_Task details_
Leave out the pictures and return every entry exactly as it appears.

Chart and figure data:

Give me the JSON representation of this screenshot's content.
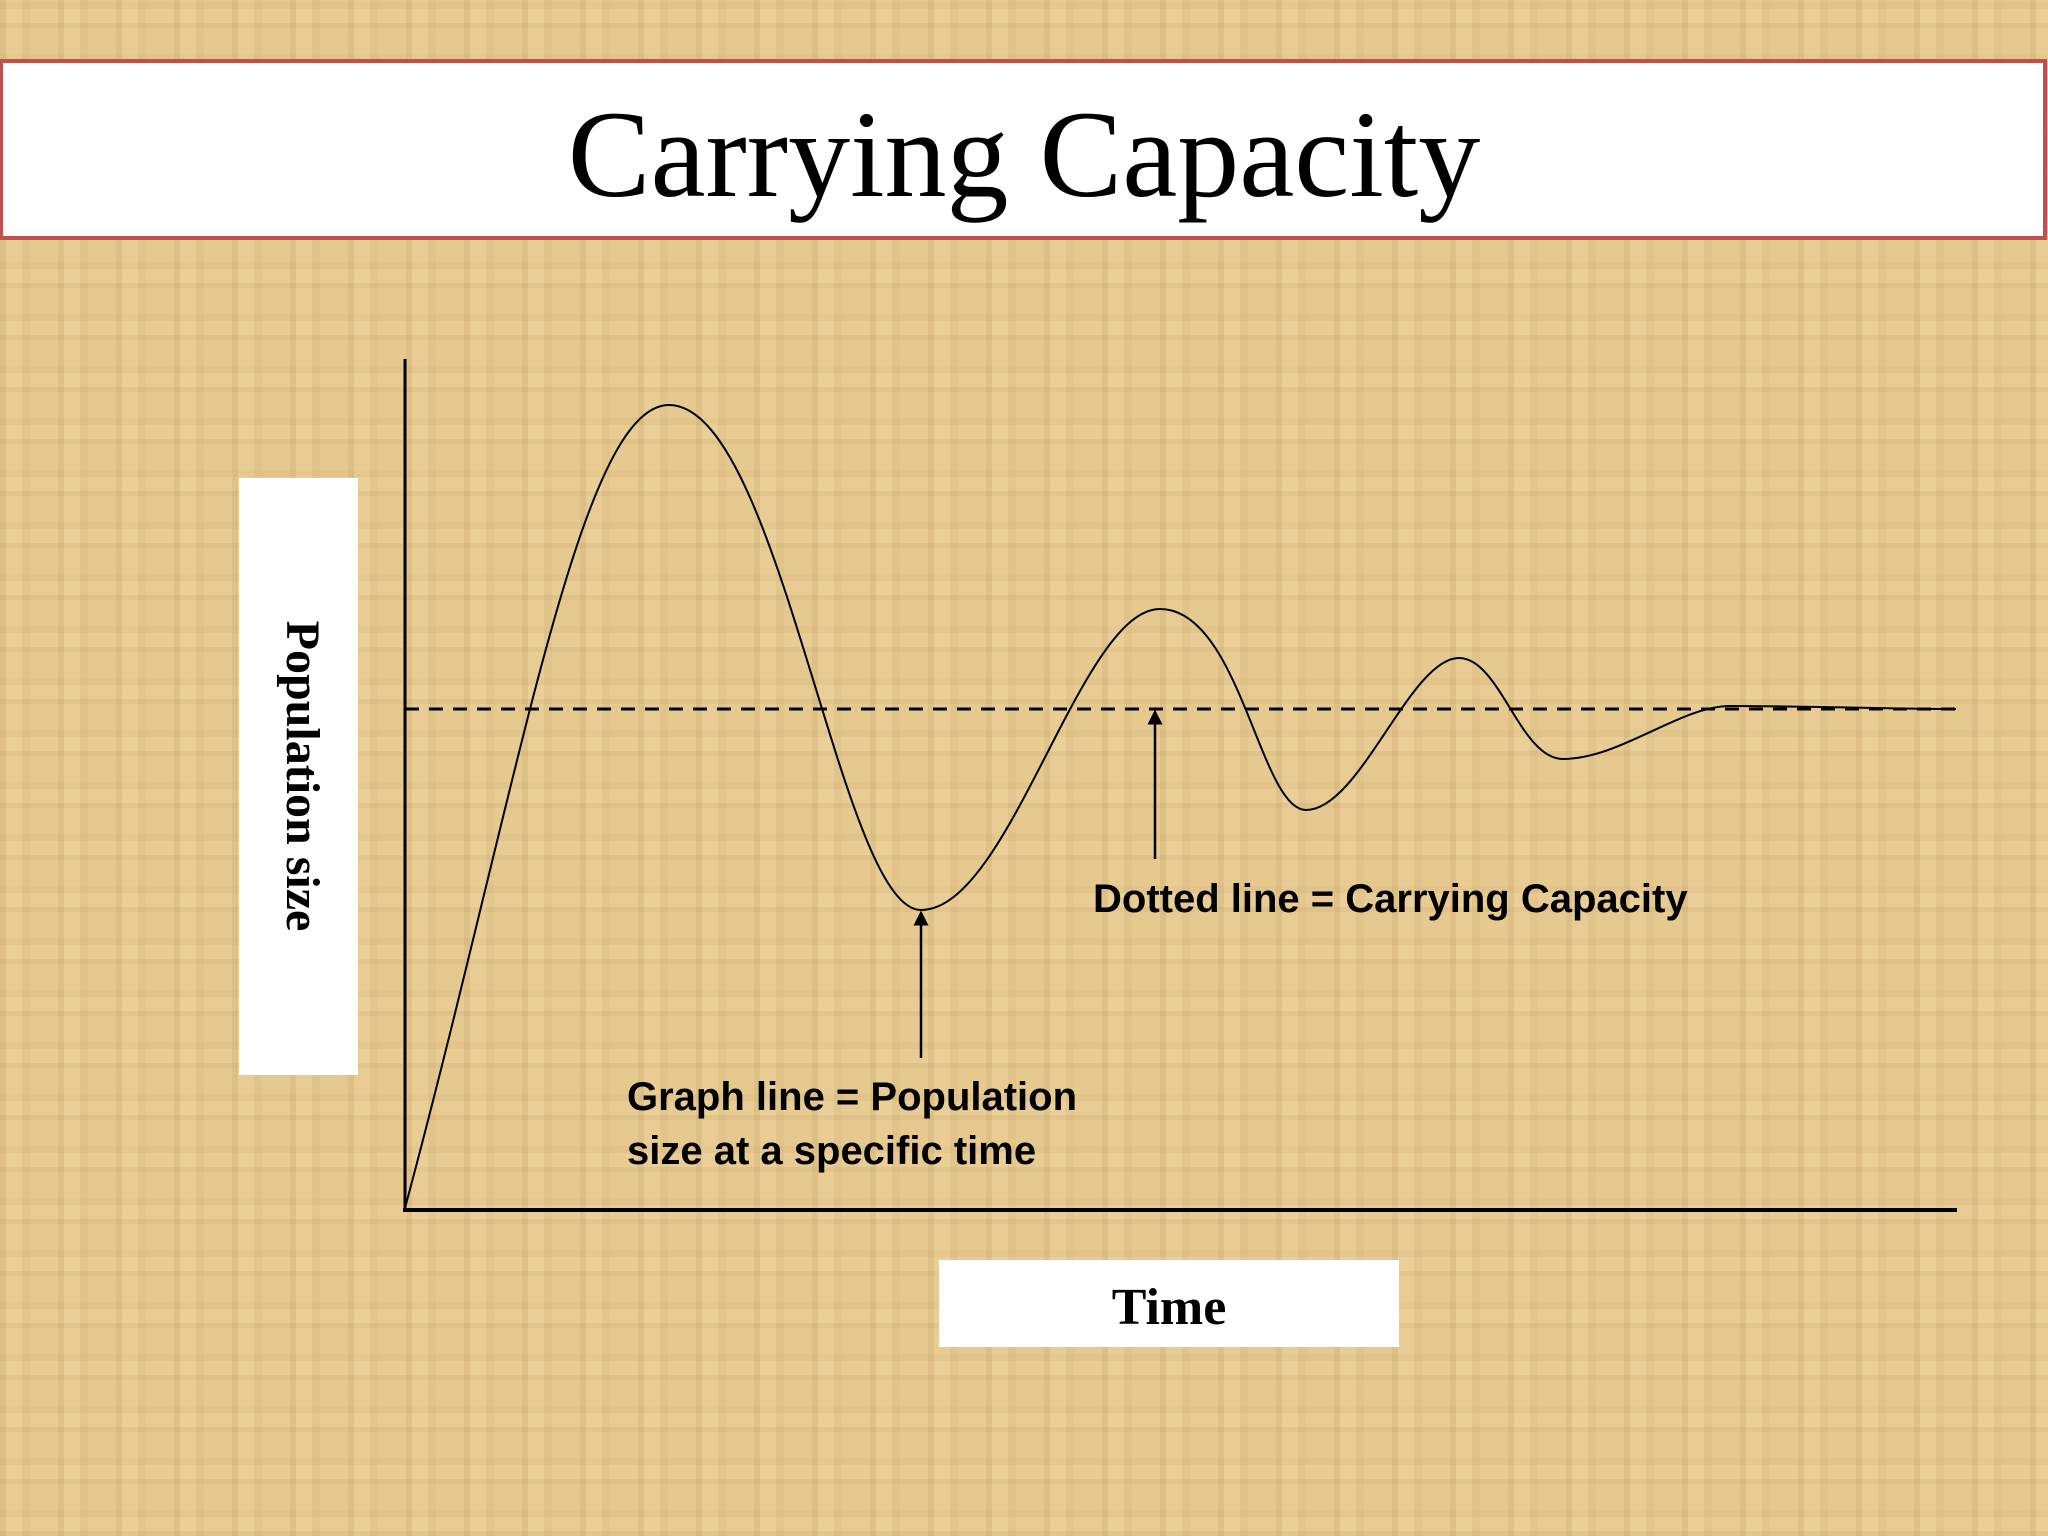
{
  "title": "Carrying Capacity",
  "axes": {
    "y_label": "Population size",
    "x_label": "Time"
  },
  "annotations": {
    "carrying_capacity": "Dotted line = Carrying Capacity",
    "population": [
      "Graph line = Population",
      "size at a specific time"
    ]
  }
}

_The solution_
Give me the JSON representation of this screenshot's content.
{
  "title": "Carrying Capacity",
  "axes": {
    "y_label": "Population size",
    "x_label": "Time"
  },
  "annotations": {
    "carrying_capacity": "Dotted line = Carrying Capacity",
    "population": [
      "Graph line = Population",
      "size at a specific time"
    ]
  }
}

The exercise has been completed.